## Task prompt
Repeat the whole listing exactly.

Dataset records
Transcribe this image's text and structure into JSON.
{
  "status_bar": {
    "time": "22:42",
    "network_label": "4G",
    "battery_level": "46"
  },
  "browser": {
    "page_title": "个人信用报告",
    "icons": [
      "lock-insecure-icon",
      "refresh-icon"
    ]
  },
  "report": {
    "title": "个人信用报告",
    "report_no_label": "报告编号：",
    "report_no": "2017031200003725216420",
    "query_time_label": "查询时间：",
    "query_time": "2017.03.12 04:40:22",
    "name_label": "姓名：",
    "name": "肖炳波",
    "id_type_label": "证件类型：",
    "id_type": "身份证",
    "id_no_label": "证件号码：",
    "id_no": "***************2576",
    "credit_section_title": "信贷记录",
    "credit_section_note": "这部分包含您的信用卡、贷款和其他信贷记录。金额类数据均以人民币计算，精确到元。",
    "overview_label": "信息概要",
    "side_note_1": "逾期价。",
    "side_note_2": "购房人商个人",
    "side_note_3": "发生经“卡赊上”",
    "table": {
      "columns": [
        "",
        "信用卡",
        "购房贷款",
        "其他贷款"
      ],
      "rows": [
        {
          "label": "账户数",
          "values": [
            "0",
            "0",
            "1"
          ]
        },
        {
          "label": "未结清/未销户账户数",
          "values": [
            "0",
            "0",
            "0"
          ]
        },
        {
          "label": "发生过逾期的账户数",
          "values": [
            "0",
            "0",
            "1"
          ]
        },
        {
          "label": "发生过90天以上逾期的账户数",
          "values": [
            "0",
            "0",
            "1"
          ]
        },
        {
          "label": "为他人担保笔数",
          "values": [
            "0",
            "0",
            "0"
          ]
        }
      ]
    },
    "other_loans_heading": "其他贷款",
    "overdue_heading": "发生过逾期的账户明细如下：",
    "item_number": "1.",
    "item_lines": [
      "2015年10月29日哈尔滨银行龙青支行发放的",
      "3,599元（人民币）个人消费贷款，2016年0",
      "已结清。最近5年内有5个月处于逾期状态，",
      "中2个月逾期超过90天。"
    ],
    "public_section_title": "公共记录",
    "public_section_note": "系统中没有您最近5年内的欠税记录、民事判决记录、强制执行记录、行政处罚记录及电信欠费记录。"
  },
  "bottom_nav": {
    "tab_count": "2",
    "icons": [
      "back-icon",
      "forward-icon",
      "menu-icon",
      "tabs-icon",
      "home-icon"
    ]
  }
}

## Expected answer
Transcribe this image's text and structure into JSON.
{
  "status_bar": {
    "time": "22:42",
    "network_label": "4G",
    "battery_level": "46"
  },
  "browser": {
    "page_title": "个人信用报告",
    "icons": [
      "lock-insecure-icon",
      "refresh-icon"
    ]
  },
  "report": {
    "title": "个人信用报告",
    "report_no_label": "报告编号：",
    "report_no": "2017031200003725216420",
    "query_time_label": "查询时间：",
    "query_time": "2017.03.12 04:40:22",
    "name_label": "姓名：",
    "name": "肖炳波",
    "id_type_label": "证件类型：",
    "id_type": "身份证",
    "id_no_label": "证件号码：",
    "id_no": "***************2576",
    "credit_section_title": "信贷记录",
    "credit_section_note": "这部分包含您的信用卡、贷款和其他信贷记录。金额类数据均以人民币计算，精确到元。",
    "overview_label": "信息概要",
    "side_note_1": "逾期价。",
    "side_note_2": "购房人商个人",
    "side_note_3": "发生经“卡赊上”",
    "table": {
      "columns": [
        "",
        "信用卡",
        "购房贷款",
        "其他贷款"
      ],
      "rows": [
        {
          "label": "账户数",
          "values": [
            "0",
            "0",
            "1"
          ]
        },
        {
          "label": "未结清/未销户账户数",
          "values": [
            "0",
            "0",
            "0"
          ]
        },
        {
          "label": "发生过逾期的账户数",
          "values": [
            "0",
            "0",
            "1"
          ]
        },
        {
          "label": "发生过90天以上逾期的账户数",
          "values": [
            "0",
            "0",
            "1"
          ]
        },
        {
          "label": "为他人担保笔数",
          "values": [
            "0",
            "0",
            "0"
          ]
        }
      ]
    },
    "other_loans_heading": "其他贷款",
    "overdue_heading": "发生过逾期的账户明细如下：",
    "item_number": "1.",
    "item_lines": [
      "2015年10月29日哈尔滨银行龙青支行发放的",
      "3,599元（人民币）个人消费贷款，2016年0",
      "已结清。最近5年内有5个月处于逾期状态，",
      "中2个月逾期超过90天。"
    ],
    "public_section_title": "公共记录",
    "public_section_note": "系统中没有您最近5年内的欠税记录、民事判决记录、强制执行记录、行政处罚记录及电信欠费记录。"
  },
  "bottom_nav": {
    "tab_count": "2",
    "icons": [
      "back-icon",
      "forward-icon",
      "menu-icon",
      "tabs-icon",
      "home-icon"
    ]
  }
}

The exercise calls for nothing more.